● **YOUR TASK**: Swap every "map-region" in the listing below for "map-area" and write out all the lines again, leaving everything else unchanged.
::::::::
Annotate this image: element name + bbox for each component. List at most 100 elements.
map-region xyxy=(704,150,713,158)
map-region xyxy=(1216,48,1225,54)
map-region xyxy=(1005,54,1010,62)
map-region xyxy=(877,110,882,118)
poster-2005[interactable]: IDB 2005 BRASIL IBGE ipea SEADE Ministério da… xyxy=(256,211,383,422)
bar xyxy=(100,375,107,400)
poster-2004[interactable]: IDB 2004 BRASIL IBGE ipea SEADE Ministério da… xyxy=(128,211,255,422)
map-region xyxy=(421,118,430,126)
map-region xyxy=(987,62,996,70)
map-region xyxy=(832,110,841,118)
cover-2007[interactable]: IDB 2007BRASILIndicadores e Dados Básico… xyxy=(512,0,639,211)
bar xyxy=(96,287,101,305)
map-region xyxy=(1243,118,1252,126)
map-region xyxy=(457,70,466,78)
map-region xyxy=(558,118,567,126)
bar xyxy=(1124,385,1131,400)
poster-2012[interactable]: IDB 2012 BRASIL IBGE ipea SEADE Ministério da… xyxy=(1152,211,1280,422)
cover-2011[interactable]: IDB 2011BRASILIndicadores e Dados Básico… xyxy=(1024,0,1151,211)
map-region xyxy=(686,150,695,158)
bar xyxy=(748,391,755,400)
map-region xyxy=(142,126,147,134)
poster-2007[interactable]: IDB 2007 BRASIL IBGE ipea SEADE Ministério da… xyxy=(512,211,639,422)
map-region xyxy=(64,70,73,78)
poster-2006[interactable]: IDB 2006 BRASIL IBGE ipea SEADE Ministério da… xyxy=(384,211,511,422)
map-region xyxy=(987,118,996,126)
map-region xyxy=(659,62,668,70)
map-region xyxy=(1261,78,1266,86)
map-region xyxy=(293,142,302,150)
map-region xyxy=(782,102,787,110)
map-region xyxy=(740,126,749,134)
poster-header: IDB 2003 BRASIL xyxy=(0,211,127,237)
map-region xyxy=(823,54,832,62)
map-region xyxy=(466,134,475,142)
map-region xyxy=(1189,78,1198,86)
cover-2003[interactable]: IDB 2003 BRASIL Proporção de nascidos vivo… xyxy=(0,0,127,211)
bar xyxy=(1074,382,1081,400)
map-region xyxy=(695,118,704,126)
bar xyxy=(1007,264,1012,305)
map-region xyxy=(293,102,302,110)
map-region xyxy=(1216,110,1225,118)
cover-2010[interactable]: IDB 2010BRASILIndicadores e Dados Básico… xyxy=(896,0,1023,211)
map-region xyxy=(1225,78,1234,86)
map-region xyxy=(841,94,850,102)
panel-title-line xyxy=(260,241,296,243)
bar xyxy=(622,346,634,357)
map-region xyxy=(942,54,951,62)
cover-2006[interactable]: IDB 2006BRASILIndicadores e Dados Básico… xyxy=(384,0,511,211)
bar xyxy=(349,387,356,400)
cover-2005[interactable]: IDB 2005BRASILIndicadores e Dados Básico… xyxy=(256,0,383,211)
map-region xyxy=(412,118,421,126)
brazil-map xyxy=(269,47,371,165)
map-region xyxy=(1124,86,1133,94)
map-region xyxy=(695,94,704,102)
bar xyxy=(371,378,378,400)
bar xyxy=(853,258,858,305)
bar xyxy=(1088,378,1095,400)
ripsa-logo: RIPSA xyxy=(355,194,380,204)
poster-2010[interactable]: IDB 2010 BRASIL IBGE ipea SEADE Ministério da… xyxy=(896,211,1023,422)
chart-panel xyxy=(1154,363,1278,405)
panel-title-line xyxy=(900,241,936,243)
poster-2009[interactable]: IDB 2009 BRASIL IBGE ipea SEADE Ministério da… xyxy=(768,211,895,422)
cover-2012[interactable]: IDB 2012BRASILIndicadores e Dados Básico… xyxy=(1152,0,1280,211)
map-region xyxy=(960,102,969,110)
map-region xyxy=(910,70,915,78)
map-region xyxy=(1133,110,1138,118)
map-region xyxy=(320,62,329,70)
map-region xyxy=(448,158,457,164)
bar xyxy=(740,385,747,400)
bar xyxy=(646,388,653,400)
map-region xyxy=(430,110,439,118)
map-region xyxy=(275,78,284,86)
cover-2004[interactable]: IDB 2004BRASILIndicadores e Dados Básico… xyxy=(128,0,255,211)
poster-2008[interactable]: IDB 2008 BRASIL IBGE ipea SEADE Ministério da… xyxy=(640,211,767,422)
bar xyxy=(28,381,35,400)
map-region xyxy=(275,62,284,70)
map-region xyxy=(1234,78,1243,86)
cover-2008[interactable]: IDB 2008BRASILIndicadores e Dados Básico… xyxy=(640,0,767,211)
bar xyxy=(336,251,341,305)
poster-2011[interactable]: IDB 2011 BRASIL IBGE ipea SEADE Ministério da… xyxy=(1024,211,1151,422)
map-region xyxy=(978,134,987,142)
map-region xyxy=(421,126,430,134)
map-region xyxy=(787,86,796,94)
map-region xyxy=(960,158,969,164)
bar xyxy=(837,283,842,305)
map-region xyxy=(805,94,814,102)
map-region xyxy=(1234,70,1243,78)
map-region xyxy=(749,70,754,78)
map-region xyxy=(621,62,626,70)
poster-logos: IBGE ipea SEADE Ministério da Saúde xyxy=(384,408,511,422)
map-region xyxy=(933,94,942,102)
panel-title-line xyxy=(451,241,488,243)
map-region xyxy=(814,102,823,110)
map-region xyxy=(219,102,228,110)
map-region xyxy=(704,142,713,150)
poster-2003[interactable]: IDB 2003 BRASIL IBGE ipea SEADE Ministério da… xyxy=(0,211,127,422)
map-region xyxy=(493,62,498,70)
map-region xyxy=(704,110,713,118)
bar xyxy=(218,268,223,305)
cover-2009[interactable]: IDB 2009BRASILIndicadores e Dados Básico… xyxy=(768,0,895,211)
::::::::
● **THE RESPONSE**:
Annotate this image: element name + bbox for each component. List at most 100 elements.
map-area xyxy=(704,150,713,158)
map-area xyxy=(1216,48,1225,54)
map-area xyxy=(1005,54,1010,62)
map-area xyxy=(877,110,882,118)
poster-2005[interactable]: IDB 2005 BRASIL IBGE ipea SEADE Ministério da… xyxy=(256,211,383,422)
bar xyxy=(100,375,107,400)
poster-2004[interactable]: IDB 2004 BRASIL IBGE ipea SEADE Ministério da… xyxy=(128,211,255,422)
map-area xyxy=(421,118,430,126)
map-area xyxy=(987,62,996,70)
map-area xyxy=(832,110,841,118)
cover-2007[interactable]: IDB 2007BRASILIndicadores e Dados Básico… xyxy=(512,0,639,211)
bar xyxy=(96,287,101,305)
map-area xyxy=(1243,118,1252,126)
map-area xyxy=(457,70,466,78)
map-area xyxy=(558,118,567,126)
bar xyxy=(1124,385,1131,400)
poster-2012[interactable]: IDB 2012 BRASIL IBGE ipea SEADE Ministério da… xyxy=(1152,211,1280,422)
cover-2011[interactable]: IDB 2011BRASILIndicadores e Dados Básico… xyxy=(1024,0,1151,211)
map-area xyxy=(686,150,695,158)
bar xyxy=(748,391,755,400)
map-area xyxy=(142,126,147,134)
poster-2007[interactable]: IDB 2007 BRASIL IBGE ipea SEADE Ministério da… xyxy=(512,211,639,422)
map-area xyxy=(64,70,73,78)
poster-2006[interactable]: IDB 2006 BRASIL IBGE ipea SEADE Ministério da… xyxy=(384,211,511,422)
map-area xyxy=(987,118,996,126)
map-area xyxy=(659,62,668,70)
map-area xyxy=(1261,78,1266,86)
map-area xyxy=(293,142,302,150)
map-area xyxy=(782,102,787,110)
map-area xyxy=(740,126,749,134)
poster-header: IDB 2003 BRASIL xyxy=(0,211,127,237)
map-area xyxy=(823,54,832,62)
map-area xyxy=(466,134,475,142)
map-area xyxy=(1189,78,1198,86)
cover-2003[interactable]: IDB 2003 BRASIL Proporção de nascidos vivo… xyxy=(0,0,127,211)
bar xyxy=(1074,382,1081,400)
map-area xyxy=(695,118,704,126)
bar xyxy=(1007,264,1012,305)
map-area xyxy=(293,102,302,110)
map-area xyxy=(1216,110,1225,118)
cover-2010[interactable]: IDB 2010BRASILIndicadores e Dados Básico… xyxy=(896,0,1023,211)
map-area xyxy=(1225,78,1234,86)
map-area xyxy=(841,94,850,102)
panel-title-line xyxy=(260,241,296,243)
bar xyxy=(622,346,634,357)
map-area xyxy=(942,54,951,62)
cover-2006[interactable]: IDB 2006BRASILIndicadores e Dados Básico… xyxy=(384,0,511,211)
bar xyxy=(349,387,356,400)
cover-2005[interactable]: IDB 2005BRASILIndicadores e Dados Básico… xyxy=(256,0,383,211)
map-area xyxy=(412,118,421,126)
brazil-map xyxy=(269,47,371,165)
map-area xyxy=(1124,86,1133,94)
map-area xyxy=(695,94,704,102)
bar xyxy=(371,378,378,400)
bar xyxy=(853,258,858,305)
bar xyxy=(1088,378,1095,400)
ripsa-logo: RIPSA xyxy=(355,194,380,204)
poster-2010[interactable]: IDB 2010 BRASIL IBGE ipea SEADE Ministério da… xyxy=(896,211,1023,422)
chart-panel xyxy=(1154,363,1278,405)
panel-title-line xyxy=(900,241,936,243)
poster-2009[interactable]: IDB 2009 BRASIL IBGE ipea SEADE Ministério da… xyxy=(768,211,895,422)
cover-2012[interactable]: IDB 2012BRASILIndicadores e Dados Básico… xyxy=(1152,0,1280,211)
map-area xyxy=(960,102,969,110)
map-area xyxy=(910,70,915,78)
map-area xyxy=(1133,110,1138,118)
map-area xyxy=(320,62,329,70)
map-area xyxy=(448,158,457,164)
bar xyxy=(740,385,747,400)
bar xyxy=(646,388,653,400)
map-area xyxy=(430,110,439,118)
map-area xyxy=(275,78,284,86)
cover-2004[interactable]: IDB 2004BRASILIndicadores e Dados Básico… xyxy=(128,0,255,211)
poster-2008[interactable]: IDB 2008 BRASIL IBGE ipea SEADE Ministério da… xyxy=(640,211,767,422)
bar xyxy=(28,381,35,400)
map-area xyxy=(275,62,284,70)
map-area xyxy=(1234,78,1243,86)
cover-2008[interactable]: IDB 2008BRASILIndicadores e Dados Básico… xyxy=(640,0,767,211)
bar xyxy=(336,251,341,305)
poster-2011[interactable]: IDB 2011 BRASIL IBGE ipea SEADE Ministério da… xyxy=(1024,211,1151,422)
map-area xyxy=(978,134,987,142)
map-area xyxy=(421,126,430,134)
map-area xyxy=(787,86,796,94)
map-area xyxy=(960,158,969,164)
bar xyxy=(837,283,842,305)
map-area xyxy=(805,94,814,102)
map-area xyxy=(1234,70,1243,78)
map-area xyxy=(749,70,754,78)
map-area xyxy=(621,62,626,70)
poster-logos: IBGE ipea SEADE Ministério da Saúde xyxy=(384,408,511,422)
map-area xyxy=(933,94,942,102)
panel-title-line xyxy=(451,241,488,243)
map-area xyxy=(814,102,823,110)
map-area xyxy=(219,102,228,110)
map-area xyxy=(704,142,713,150)
poster-2003[interactable]: IDB 2003 BRASIL IBGE ipea SEADE Ministério da… xyxy=(0,211,127,422)
map-area xyxy=(493,62,498,70)
map-area xyxy=(704,110,713,118)
bar xyxy=(218,268,223,305)
cover-2009[interactable]: IDB 2009BRASILIndicadores e Dados Básico… xyxy=(768,0,895,211)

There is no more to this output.